#### 問題 1:
次の(a)〜(c)が引用文の内容と合っているかを、それぞれ「はい」か「いいえ」で答え、判断の決め手となる引用文の語句をそのまま引用してください。
(a) 二元配置分散分析では、変数間の交互作用も評価できる。
(b) 行間のデータのばらつきは、要因Bの効果と考える。
(c) 交互作用は、群間変動から要因Aの効果と要因Bの効果を除いた変動である。
#### 問題 2:
二元配置分散分析の文章を、最後の文の後から続けて書き進めてください。

#### 引用文:
-.-.-

二元配置分散分析とは,要因が2つ以上の場合の分散分析になります.二元配置分散分析では各要因の効果に加えて,変数間の交互作用についても評価することができます.

一元配置分散分析との違いや交互作用については,以下のページで解説しています.

》分散分析とは

二元配置分散分析の考え方は以下の図になります.業界ごと・副業の有無ごとに年収を比較した例になります.

二元配置分散分析の考え方

二次元配置分散分析では「副業有無によって年収に差があるか」「業界の違いによって年収に差があるか」「副業の有無と業界の違いに交互作用があるか」の3点について判定することができます.

比較するセル内(業界内)のデータのばらつきを誤差の効果,行間(副業有無)のデータのばらつきを要因A(副業有無による)の効果,列間(業界ごと)のデータのばらつきを要因B(業界の違いによる)の効果と考えます.

交互作用は群間変動から要因Aの効果と要因Bの効果を除いた変動になります.誤差の効果に対して各要因の効果,交互作用が大きい場合に値が大きくなるような検定統計量を求めます.

-.-.-

データセットのレコード:
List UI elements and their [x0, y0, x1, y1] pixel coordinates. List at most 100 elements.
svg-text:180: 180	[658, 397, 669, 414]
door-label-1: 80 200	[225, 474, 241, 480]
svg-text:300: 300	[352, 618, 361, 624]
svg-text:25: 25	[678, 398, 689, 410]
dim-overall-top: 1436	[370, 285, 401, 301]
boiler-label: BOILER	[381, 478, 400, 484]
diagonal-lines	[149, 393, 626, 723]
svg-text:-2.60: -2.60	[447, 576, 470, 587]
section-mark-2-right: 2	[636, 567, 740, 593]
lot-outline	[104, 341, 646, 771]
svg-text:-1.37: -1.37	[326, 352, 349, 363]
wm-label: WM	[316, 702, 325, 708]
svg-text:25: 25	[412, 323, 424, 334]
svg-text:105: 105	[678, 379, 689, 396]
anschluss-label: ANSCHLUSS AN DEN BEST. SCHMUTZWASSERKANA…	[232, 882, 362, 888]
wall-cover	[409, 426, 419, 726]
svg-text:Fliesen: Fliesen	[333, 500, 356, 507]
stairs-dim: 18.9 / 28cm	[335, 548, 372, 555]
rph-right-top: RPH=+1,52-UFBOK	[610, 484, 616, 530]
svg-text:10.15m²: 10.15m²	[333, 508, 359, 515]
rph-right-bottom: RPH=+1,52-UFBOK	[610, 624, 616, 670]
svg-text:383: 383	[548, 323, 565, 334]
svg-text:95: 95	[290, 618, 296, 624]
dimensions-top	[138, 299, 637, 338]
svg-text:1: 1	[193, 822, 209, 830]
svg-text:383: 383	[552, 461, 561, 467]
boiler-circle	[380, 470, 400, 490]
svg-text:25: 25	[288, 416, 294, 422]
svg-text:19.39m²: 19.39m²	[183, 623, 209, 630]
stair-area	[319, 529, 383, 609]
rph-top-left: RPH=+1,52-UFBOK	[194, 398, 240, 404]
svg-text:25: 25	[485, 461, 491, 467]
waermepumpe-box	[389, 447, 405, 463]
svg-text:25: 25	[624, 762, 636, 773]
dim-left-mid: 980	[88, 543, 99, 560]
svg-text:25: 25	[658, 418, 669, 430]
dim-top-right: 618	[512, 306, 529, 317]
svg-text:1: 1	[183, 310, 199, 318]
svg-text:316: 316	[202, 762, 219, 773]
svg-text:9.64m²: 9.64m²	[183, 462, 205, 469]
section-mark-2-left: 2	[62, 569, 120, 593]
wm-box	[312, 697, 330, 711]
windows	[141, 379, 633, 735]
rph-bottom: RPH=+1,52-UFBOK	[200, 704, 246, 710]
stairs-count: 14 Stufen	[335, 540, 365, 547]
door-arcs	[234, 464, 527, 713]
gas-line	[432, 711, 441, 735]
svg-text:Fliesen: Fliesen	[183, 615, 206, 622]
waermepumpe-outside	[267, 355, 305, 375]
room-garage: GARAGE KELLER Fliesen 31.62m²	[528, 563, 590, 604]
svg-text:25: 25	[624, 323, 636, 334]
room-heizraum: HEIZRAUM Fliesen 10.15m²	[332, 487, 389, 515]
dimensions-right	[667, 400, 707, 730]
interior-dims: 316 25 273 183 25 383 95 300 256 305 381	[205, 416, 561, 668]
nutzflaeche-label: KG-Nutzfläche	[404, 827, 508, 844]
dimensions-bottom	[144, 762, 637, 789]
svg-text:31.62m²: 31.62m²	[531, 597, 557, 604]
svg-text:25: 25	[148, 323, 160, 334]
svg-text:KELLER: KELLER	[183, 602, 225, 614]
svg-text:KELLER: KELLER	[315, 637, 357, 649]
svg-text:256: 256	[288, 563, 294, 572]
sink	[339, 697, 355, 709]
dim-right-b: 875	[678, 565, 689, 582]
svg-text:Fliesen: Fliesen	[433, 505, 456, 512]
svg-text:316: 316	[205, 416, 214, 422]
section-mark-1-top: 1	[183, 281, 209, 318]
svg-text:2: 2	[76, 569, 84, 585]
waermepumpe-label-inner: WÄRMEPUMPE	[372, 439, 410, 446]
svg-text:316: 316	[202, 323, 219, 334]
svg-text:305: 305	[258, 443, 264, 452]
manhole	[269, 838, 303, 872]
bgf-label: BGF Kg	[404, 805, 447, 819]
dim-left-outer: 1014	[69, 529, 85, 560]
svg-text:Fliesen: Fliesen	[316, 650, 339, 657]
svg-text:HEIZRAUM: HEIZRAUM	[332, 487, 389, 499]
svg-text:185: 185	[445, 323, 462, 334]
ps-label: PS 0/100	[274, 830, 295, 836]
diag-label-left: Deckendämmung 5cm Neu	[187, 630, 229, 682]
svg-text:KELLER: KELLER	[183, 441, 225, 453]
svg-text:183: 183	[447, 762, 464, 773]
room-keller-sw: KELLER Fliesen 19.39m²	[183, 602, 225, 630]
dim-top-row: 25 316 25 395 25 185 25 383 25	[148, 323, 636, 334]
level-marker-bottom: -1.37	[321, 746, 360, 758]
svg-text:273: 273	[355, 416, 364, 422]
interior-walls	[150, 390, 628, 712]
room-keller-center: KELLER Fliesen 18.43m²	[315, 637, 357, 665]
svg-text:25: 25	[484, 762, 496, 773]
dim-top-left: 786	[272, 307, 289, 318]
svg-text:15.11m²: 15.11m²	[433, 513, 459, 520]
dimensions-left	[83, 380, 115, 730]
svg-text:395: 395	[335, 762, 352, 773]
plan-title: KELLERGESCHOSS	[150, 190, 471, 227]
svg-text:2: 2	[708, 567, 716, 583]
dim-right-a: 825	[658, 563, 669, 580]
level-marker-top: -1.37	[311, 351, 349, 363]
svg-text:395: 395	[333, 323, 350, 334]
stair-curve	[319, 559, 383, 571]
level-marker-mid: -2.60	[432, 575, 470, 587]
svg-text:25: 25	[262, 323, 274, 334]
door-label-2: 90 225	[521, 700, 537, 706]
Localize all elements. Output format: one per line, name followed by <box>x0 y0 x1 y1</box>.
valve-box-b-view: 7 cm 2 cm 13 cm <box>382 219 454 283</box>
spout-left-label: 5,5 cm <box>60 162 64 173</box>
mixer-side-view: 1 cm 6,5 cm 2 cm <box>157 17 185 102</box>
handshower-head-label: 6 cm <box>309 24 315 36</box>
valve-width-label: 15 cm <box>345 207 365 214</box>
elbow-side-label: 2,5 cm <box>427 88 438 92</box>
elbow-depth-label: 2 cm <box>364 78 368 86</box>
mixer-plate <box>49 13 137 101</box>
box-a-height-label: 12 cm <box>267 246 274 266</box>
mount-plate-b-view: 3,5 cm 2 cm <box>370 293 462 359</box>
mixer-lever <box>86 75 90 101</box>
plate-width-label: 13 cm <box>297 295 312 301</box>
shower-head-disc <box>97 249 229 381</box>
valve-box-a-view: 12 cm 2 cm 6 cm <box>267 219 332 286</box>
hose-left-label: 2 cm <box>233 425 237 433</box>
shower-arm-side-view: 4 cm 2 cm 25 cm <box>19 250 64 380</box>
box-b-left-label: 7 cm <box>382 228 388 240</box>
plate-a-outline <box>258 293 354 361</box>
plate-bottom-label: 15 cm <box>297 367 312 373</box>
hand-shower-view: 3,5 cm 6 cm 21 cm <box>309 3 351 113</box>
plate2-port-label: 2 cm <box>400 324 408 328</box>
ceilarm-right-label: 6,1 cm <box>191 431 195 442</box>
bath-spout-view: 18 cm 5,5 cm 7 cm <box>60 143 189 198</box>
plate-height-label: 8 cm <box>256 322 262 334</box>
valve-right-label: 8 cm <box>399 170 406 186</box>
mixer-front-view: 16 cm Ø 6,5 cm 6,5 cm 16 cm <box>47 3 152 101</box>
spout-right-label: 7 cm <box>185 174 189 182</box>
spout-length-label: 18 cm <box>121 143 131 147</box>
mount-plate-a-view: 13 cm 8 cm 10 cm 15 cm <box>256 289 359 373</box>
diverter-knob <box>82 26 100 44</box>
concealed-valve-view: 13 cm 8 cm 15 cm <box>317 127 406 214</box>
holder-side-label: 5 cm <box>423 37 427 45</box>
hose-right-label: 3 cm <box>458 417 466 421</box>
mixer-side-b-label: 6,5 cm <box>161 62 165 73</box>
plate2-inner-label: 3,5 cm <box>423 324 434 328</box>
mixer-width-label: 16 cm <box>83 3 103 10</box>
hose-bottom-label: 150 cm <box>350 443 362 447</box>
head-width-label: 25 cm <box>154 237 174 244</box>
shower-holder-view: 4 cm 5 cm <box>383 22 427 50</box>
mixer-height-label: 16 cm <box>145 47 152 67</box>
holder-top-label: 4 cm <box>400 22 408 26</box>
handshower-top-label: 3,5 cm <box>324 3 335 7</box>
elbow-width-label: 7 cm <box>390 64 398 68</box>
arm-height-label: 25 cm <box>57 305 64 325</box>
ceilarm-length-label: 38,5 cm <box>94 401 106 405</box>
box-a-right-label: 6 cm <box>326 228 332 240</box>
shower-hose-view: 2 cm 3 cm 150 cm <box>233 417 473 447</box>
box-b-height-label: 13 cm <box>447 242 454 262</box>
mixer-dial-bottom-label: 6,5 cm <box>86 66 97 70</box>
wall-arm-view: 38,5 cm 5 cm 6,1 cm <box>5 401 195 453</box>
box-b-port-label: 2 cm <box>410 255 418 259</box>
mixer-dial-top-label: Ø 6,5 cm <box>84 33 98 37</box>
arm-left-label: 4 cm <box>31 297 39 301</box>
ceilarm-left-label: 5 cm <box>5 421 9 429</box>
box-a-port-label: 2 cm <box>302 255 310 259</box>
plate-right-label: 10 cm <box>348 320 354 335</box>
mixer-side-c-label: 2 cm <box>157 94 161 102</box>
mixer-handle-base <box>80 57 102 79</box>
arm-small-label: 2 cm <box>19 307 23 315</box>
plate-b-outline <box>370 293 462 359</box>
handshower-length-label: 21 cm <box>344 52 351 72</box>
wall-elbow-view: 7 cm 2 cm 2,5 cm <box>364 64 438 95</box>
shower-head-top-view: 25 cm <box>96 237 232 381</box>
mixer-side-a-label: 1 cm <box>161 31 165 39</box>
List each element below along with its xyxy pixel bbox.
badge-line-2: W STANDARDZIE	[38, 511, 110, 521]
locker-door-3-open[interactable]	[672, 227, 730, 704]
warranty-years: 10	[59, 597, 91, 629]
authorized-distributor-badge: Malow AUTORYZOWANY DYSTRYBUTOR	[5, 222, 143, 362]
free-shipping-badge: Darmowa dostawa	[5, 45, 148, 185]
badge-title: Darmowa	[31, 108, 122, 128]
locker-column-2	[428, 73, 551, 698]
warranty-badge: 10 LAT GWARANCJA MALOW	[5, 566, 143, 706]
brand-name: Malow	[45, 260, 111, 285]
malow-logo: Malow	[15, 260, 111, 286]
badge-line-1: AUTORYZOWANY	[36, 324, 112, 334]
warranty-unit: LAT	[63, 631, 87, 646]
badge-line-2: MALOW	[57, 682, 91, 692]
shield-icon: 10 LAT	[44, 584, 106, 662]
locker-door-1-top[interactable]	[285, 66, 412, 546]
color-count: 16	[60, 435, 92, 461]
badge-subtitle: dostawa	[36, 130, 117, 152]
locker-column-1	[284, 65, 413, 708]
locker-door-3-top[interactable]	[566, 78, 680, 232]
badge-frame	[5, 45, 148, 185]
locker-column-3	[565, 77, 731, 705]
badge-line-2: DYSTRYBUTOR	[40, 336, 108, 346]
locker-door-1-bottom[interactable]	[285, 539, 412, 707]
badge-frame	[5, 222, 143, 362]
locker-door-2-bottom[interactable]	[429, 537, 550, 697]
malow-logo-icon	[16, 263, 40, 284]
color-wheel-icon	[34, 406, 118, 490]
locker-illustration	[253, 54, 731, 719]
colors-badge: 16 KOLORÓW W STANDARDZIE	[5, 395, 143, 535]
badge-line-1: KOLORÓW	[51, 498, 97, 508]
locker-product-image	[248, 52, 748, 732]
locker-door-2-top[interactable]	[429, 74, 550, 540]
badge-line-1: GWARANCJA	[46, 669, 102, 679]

-.-.-

#### 解答 1:
(a) はい。「二元配置分散分析では各要因の効果に加えて,変数間の交互作用についても評価することができます」
(b) いいえ。「行間(副業有無)のデータのばらつきを要因A(副業有無による)の効果」
(c) はい。「交互作用は群間変動から要因Aの効果と要因Bの効果を除いた変動になります」

#### 解答 2:
検定統計量は分散の比になるため有意差判定にはF分布を用います.

棄却域の考え方

要因Aの検定統計量が棄却域にある場合,要因Aによる効果があるとなります.例では「副業をしている人としていない人で年収に差がある」といった結論を得ることができます.

二元配置分散分析の手順

二元配置分散分析は以下の手順で行います.

仮説の設定
 帰無仮説は以下の3つになります.
 ・「要因Aの母平均に差がない」
 ・「要因Bの母平均に差がない」
 ・「要因Aと要因Bに交互作用がない」

 対立仮説は以下の3つになります.
 ・「要因Aの母平均に差がある」
 ・「要因Bの母平均に差がある」
 ・「要因Aと要因Bに交互作用がある」

② 有意水準の決定
 有意水準α=0.05または0.01とします.一般的には0.05で設定されます.

③ 検定統計量の算出
 群内変動と群間変動から検定統計量を求めます.

④ p値の算出
 検定統計量とF分布表からp値を求めます.Excelの場合,検定統計量と同時にp値を算出できます.

⑤ 有意差判定
 ・有意水準<p値の場合,帰無仮説は棄却されない →「群間に差があるとは言えない」または「交互作用があるとは言えない」
 ・有意水準\(\geq\)p値の場合,帰無仮説は棄却され,対立仮説が採択される → 「群間に差がある」「交互作用がある」

仮説検定の考え方や用語については,以下のページで解説しています.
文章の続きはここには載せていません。